Stored data:
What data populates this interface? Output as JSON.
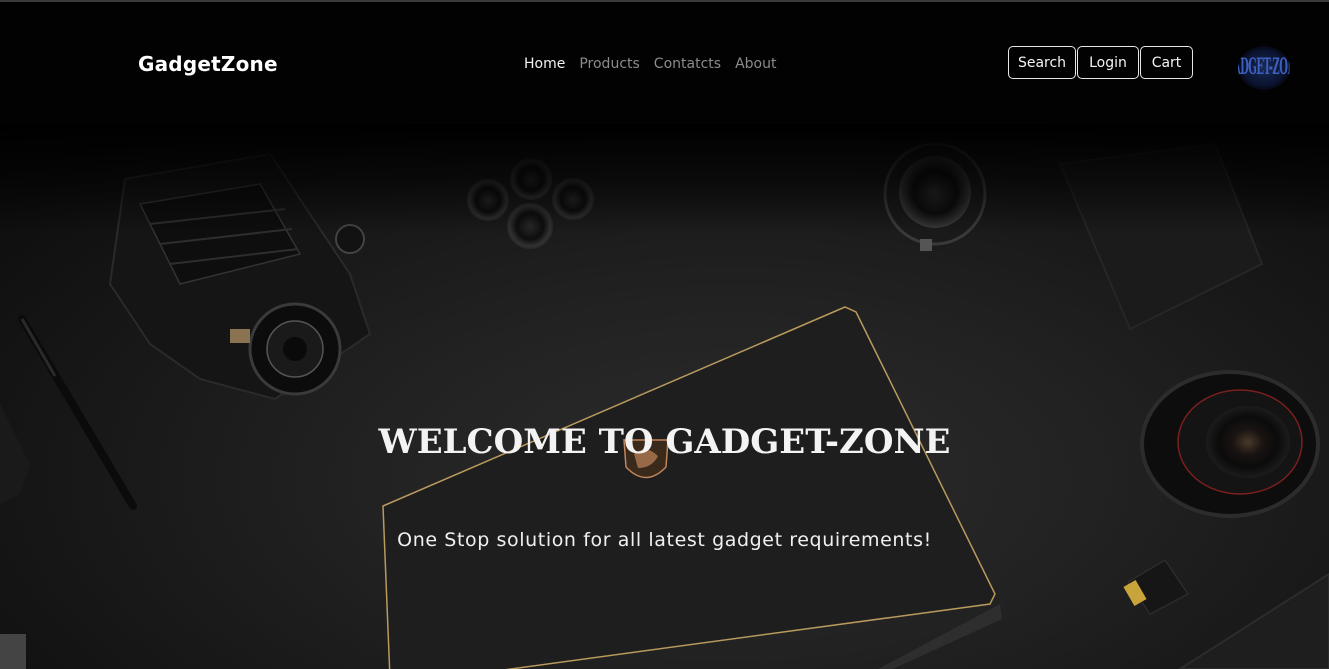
{
  "brand": "GadgetZone",
  "nav": {
    "links": [
      {
        "label": "Home",
        "active": true
      },
      {
        "label": "Products",
        "active": false
      },
      {
        "label": "Contatcts",
        "active": false
      },
      {
        "label": "About",
        "active": false
      }
    ],
    "buttons": {
      "search": "Search",
      "login": "Login",
      "cart": "Cart"
    },
    "logo_text": "GADGET-ZONE"
  },
  "hero": {
    "title": "WELCOME TO GADGET-ZONE",
    "subtitle": "One Stop solution for all latest gadget requirements!"
  },
  "colors": {
    "navbar_bg": "#020202",
    "text_primary": "#f3f3f3",
    "text_muted": "#8b8b8b",
    "laptop_trim": "#b89a5c",
    "logo_accent": "#3d5fbf"
  }
}
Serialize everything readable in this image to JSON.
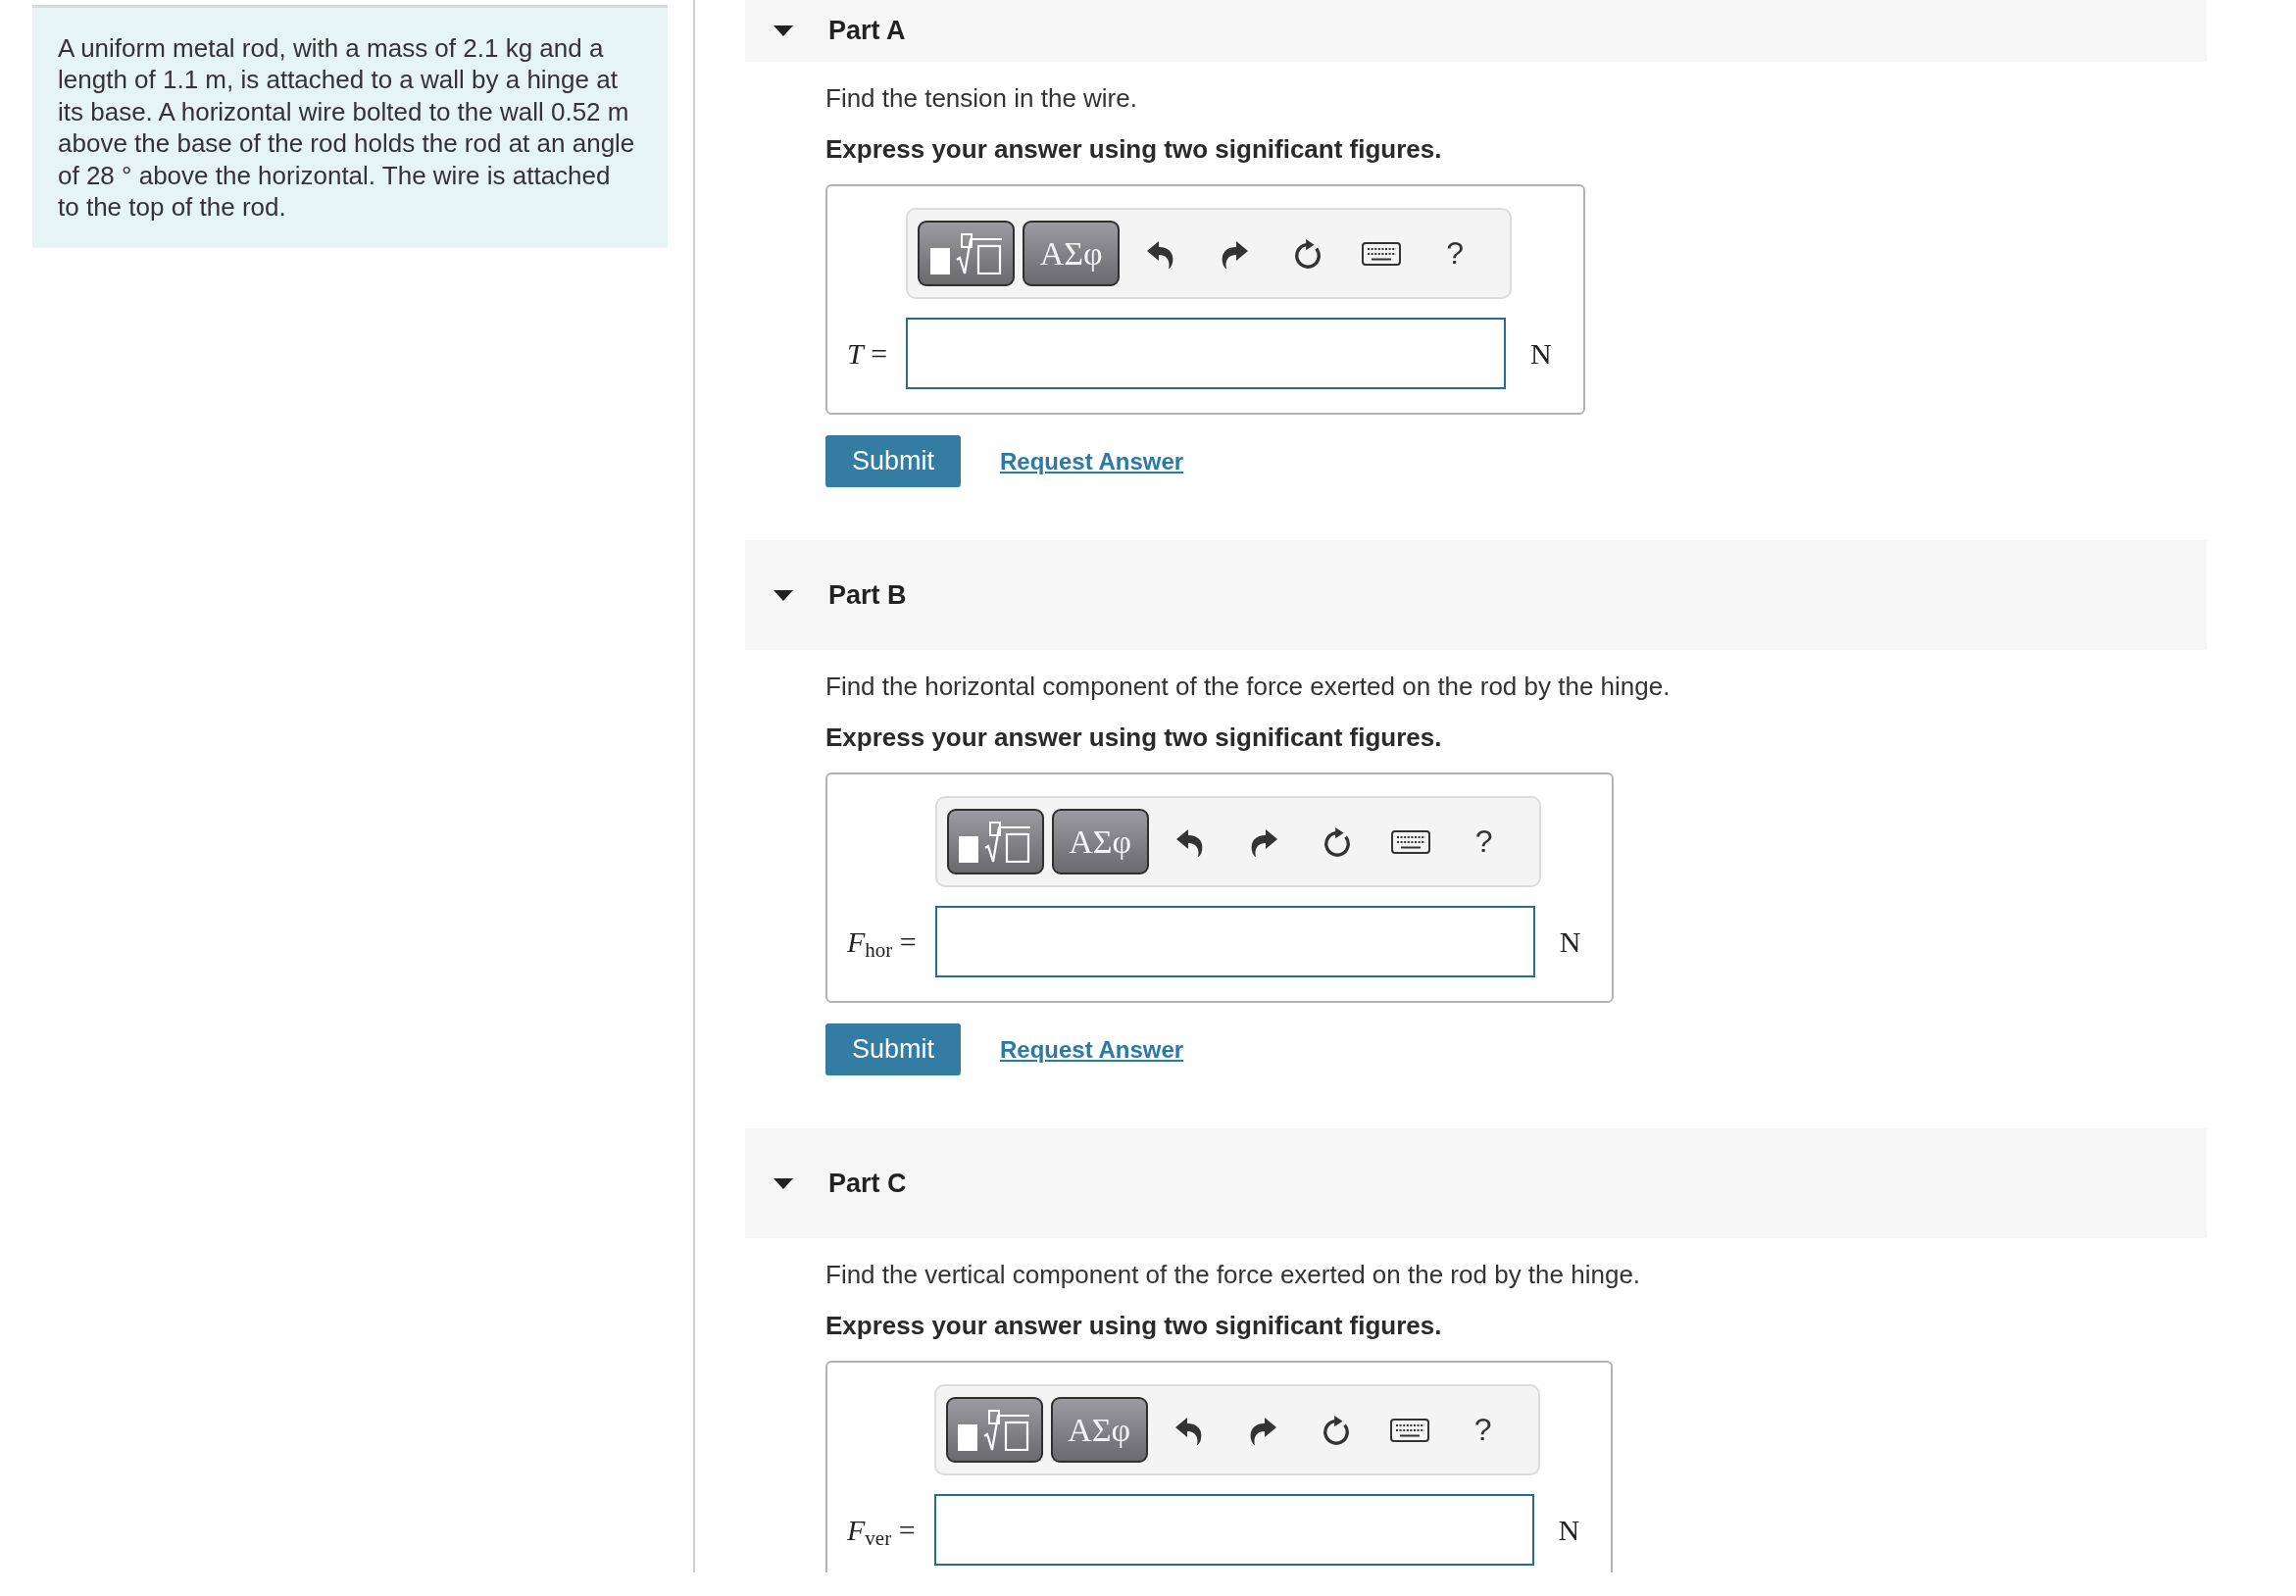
{
  "problem": {
    "text": "A uniform metal rod, with a mass of 2.1 kg and a length of 1.1 m, is attached to a wall by a hinge at its base. A horizontal wire bolted to the wall 0.52 m above the base of the rod holds the rod at an angle of 28 ° above the horizontal. The wire is attached to the top of the rod."
  },
  "parts": [
    {
      "title": "Part A",
      "expanded": true,
      "question": "Find the tension in the wire.",
      "instruction": "Express your answer using two significant figures.",
      "answer": {
        "toolbar": {
          "greek_button": "ΑΣφ",
          "help_button": "?"
        },
        "label": "*T* =",
        "unit": "N"
      },
      "actions": {
        "submit": "Submit",
        "request_answer": "Request Answer"
      }
    },
    {
      "title": "Part B",
      "expanded": true,
      "question": "Find the horizontal component of the force exerted on the rod by the hinge.",
      "instruction": "Express your answer using two significant figures.",
      "answer": {
        "toolbar": {
          "greek_button": "ΑΣφ",
          "help_button": "?"
        },
        "label": "*F*$_{hor}$ =",
        "unit": "N"
      },
      "actions": {
        "submit": "Submit",
        "request_answer": "Request Answer"
      }
    },
    {
      "title": "Part C",
      "expanded": true,
      "question": "Find the vertical component of the force exerted on the rod by the hinge.",
      "instruction": "Express your answer using two significant figures.",
      "answer": {
        "toolbar": {
          "greek_button": "ΑΣφ",
          "help_button": "?"
        },
        "label": "*F*$_{ver}$ =",
        "unit": "N"
      }
    }
  ]
}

■ **Goal**:
Looking at the records above, work out how many lines include the string "JSON". Give the number and nothing else.

■ **Answer for the task**:
2